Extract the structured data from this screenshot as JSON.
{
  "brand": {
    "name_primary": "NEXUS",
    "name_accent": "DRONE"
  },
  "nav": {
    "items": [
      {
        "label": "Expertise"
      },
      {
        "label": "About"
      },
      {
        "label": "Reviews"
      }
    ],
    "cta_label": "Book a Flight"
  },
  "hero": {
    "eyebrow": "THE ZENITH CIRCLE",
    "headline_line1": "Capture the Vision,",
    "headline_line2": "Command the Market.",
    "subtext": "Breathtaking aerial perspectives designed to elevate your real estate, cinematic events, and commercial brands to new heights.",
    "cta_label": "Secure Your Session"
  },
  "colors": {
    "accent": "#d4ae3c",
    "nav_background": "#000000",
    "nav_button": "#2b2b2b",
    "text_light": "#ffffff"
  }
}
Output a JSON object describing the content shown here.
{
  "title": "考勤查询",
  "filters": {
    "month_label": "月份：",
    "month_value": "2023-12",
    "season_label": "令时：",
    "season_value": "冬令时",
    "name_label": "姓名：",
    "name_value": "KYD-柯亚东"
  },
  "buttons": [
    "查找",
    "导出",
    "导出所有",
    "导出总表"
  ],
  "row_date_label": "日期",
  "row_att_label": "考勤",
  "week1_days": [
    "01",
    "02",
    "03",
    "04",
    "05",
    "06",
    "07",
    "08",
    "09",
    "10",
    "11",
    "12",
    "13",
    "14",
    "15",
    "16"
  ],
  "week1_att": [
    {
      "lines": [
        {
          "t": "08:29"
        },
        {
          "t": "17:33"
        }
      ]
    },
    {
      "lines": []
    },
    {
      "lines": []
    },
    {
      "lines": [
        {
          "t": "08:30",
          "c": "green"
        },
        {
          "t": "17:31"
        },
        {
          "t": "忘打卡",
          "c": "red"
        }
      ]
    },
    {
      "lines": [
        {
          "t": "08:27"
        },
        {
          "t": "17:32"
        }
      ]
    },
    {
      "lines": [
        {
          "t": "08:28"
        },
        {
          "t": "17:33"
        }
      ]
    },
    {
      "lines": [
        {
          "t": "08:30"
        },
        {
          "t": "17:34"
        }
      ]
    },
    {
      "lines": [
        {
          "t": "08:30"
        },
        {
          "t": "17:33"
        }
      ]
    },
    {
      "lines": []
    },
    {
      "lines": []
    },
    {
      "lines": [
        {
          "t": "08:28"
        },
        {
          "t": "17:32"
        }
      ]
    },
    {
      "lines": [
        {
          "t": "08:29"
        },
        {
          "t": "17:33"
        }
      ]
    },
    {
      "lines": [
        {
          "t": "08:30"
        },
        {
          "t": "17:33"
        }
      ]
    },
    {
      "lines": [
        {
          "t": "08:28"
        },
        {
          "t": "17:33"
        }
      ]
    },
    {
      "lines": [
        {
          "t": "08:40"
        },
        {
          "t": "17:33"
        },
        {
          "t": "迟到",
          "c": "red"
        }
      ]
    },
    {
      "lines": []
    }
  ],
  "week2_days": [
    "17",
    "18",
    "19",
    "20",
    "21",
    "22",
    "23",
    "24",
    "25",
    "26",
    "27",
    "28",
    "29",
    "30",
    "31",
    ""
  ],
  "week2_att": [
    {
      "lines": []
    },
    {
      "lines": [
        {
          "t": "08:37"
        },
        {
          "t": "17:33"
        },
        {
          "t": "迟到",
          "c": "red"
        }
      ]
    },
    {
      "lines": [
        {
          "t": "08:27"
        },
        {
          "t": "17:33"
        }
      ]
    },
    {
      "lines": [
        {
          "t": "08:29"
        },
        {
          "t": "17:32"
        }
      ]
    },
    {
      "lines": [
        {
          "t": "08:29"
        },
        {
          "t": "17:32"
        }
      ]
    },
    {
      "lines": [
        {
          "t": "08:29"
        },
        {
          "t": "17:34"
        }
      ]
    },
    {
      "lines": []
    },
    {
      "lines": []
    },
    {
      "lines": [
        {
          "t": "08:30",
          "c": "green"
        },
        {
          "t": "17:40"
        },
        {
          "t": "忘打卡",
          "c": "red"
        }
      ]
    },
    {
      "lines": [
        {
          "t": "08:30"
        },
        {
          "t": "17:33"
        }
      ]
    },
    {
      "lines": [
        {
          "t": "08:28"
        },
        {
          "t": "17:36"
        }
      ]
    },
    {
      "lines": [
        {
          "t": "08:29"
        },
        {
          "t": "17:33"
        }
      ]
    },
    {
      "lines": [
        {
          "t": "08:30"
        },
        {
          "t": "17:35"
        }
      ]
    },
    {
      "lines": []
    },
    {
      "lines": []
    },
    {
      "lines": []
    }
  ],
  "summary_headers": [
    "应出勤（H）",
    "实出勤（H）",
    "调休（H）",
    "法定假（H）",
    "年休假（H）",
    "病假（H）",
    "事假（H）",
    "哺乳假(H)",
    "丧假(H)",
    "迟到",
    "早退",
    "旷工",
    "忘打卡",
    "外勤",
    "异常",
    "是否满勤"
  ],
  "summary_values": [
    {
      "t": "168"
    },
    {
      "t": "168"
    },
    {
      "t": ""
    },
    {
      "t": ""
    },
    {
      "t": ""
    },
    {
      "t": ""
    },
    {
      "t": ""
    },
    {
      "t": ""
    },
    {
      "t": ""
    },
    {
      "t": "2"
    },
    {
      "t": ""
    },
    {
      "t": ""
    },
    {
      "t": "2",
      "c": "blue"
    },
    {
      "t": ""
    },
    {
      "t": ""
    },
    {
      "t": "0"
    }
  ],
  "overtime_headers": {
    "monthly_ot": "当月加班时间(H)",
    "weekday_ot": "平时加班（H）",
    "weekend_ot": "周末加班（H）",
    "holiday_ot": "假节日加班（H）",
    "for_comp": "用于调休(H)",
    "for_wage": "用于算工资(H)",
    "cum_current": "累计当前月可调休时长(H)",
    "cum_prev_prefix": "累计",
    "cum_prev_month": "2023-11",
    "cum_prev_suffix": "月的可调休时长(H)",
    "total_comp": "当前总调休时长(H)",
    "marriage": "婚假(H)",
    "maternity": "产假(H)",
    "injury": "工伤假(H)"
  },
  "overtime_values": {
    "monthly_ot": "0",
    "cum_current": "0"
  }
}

....................

◆ WHAT THE TASK ASKS
Reproduce all of the material above word for word.

◆ THE RESULT
Extract the structured data from this screenshot as JSON.
{
  "brand": {
    "name_primary": "NEXUS",
    "name_accent": "DRONE"
  },
  "nav": {
    "items": [
      {
        "label": "Expertise"
      },
      {
        "label": "About"
      },
      {
        "label": "Reviews"
      }
    ],
    "cta_label": "Book a Flight"
  },
  "hero": {
    "eyebrow": "THE ZENITH CIRCLE",
    "headline_line1": "Capture the Vision,",
    "headline_line2": "Command the Market.",
    "subtext": "Breathtaking aerial perspectives designed to elevate your real estate, cinematic events, and commercial brands to new heights.",
    "cta_label": "Secure Your Session"
  },
  "colors": {
    "accent": "#d4ae3c",
    "nav_background": "#000000",
    "nav_button": "#2b2b2b",
    "text_light": "#ffffff"
  }
}
Output a JSON object describing the content shown here.
{
  "title": "考勤查询",
  "filters": {
    "month_label": "月份：",
    "month_value": "2023-12",
    "season_label": "令时：",
    "season_value": "冬令时",
    "name_label": "姓名：",
    "name_value": "KYD-柯亚东"
  },
  "buttons": [
    "查找",
    "导出",
    "导出所有",
    "导出总表"
  ],
  "row_date_label": "日期",
  "row_att_label": "考勤",
  "week1_days": [
    "01",
    "02",
    "03",
    "04",
    "05",
    "06",
    "07",
    "08",
    "09",
    "10",
    "11",
    "12",
    "13",
    "14",
    "15",
    "16"
  ],
  "week1_att": [
    {
      "lines": [
        {
          "t": "08:29"
        },
        {
          "t": "17:33"
        }
      ]
    },
    {
      "lines": []
    },
    {
      "lines": []
    },
    {
      "lines": [
        {
          "t": "08:30",
          "c": "green"
        },
        {
          "t": "17:31"
        },
        {
          "t": "忘打卡",
          "c": "red"
        }
      ]
    },
    {
      "lines": [
        {
          "t": "08:27"
        },
        {
          "t": "17:32"
        }
      ]
    },
    {
      "lines": [
        {
          "t": "08:28"
        },
        {
          "t": "17:33"
        }
      ]
    },
    {
      "lines": [
        {
          "t": "08:30"
        },
        {
          "t": "17:34"
        }
      ]
    },
    {
      "lines": [
        {
          "t": "08:30"
        },
        {
          "t": "17:33"
        }
      ]
    },
    {
      "lines": []
    },
    {
      "lines": []
    },
    {
      "lines": [
        {
          "t": "08:28"
        },
        {
          "t": "17:32"
        }
      ]
    },
    {
      "lines": [
        {
          "t": "08:29"
        },
        {
          "t": "17:33"
        }
      ]
    },
    {
      "lines": [
        {
          "t": "08:30"
        },
        {
          "t": "17:33"
        }
      ]
    },
    {
      "lines": [
        {
          "t": "08:28"
        },
        {
          "t": "17:33"
        }
      ]
    },
    {
      "lines": [
        {
          "t": "08:40"
        },
        {
          "t": "17:33"
        },
        {
          "t": "迟到",
          "c": "red"
        }
      ]
    },
    {
      "lines": []
    }
  ],
  "week2_days": [
    "17",
    "18",
    "19",
    "20",
    "21",
    "22",
    "23",
    "24",
    "25",
    "26",
    "27",
    "28",
    "29",
    "30",
    "31",
    ""
  ],
  "week2_att": [
    {
      "lines": []
    },
    {
      "lines": [
        {
          "t": "08:37"
        },
        {
          "t": "17:33"
        },
        {
          "t": "迟到",
          "c": "red"
        }
      ]
    },
    {
      "lines": [
        {
          "t": "08:27"
        },
        {
          "t": "17:33"
        }
      ]
    },
    {
      "lines": [
        {
          "t": "08:29"
        },
        {
          "t": "17:32"
        }
      ]
    },
    {
      "lines": [
        {
          "t": "08:29"
        },
        {
          "t": "17:32"
        }
      ]
    },
    {
      "lines": [
        {
          "t": "08:29"
        },
        {
          "t": "17:34"
        }
      ]
    },
    {
      "lines": []
    },
    {
      "lines": []
    },
    {
      "lines": [
        {
          "t": "08:30",
          "c": "green"
        },
        {
          "t": "17:40"
        },
        {
          "t": "忘打卡",
          "c": "red"
        }
      ]
    },
    {
      "lines": [
        {
          "t": "08:30"
        },
        {
          "t": "17:33"
        }
      ]
    },
    {
      "lines": [
        {
          "t": "08:28"
        },
        {
          "t": "17:36"
        }
      ]
    },
    {
      "lines": [
        {
          "t": "08:29"
        },
        {
          "t": "17:33"
        }
      ]
    },
    {
      "lines": [
        {
          "t": "08:30"
        },
        {
          "t": "17:35"
        }
      ]
    },
    {
      "lines": []
    },
    {
      "lines": []
    },
    {
      "lines": []
    }
  ],
  "summary_headers": [
    "应出勤（H）",
    "实出勤（H）",
    "调休（H）",
    "法定假（H）",
    "年休假（H）",
    "病假（H）",
    "事假（H）",
    "哺乳假(H)",
    "丧假(H)",
    "迟到",
    "早退",
    "旷工",
    "忘打卡",
    "外勤",
    "异常",
    "是否满勤"
  ],
  "summary_values": [
    {
      "t": "168"
    },
    {
      "t": "168"
    },
    {
      "t": ""
    },
    {
      "t": ""
    },
    {
      "t": ""
    },
    {
      "t": ""
    },
    {
      "t": ""
    },
    {
      "t": ""
    },
    {
      "t": ""
    },
    {
      "t": "2"
    },
    {
      "t": ""
    },
    {
      "t": ""
    },
    {
      "t": "2",
      "c": "blue"
    },
    {
      "t": ""
    },
    {
      "t": ""
    },
    {
      "t": "0"
    }
  ],
  "overtime_headers": {
    "monthly_ot": "当月加班时间(H)",
    "weekday_ot": "平时加班（H）",
    "weekend_ot": "周末加班（H）",
    "holiday_ot": "假节日加班（H）",
    "for_comp": "用于调休(H)",
    "for_wage": "用于算工资(H)",
    "cum_current": "累计当前月可调休时长(H)",
    "cum_prev_prefix": "累计",
    "cum_prev_month": "2023-11",
    "cum_prev_suffix": "月的可调休时长(H)",
    "total_comp": "当前总调休时长(H)",
    "marriage": "婚假(H)",
    "maternity": "产假(H)",
    "injury": "工伤假(H)"
  },
  "overtime_values": {
    "monthly_ot": "0",
    "cum_current": "0"
  }
}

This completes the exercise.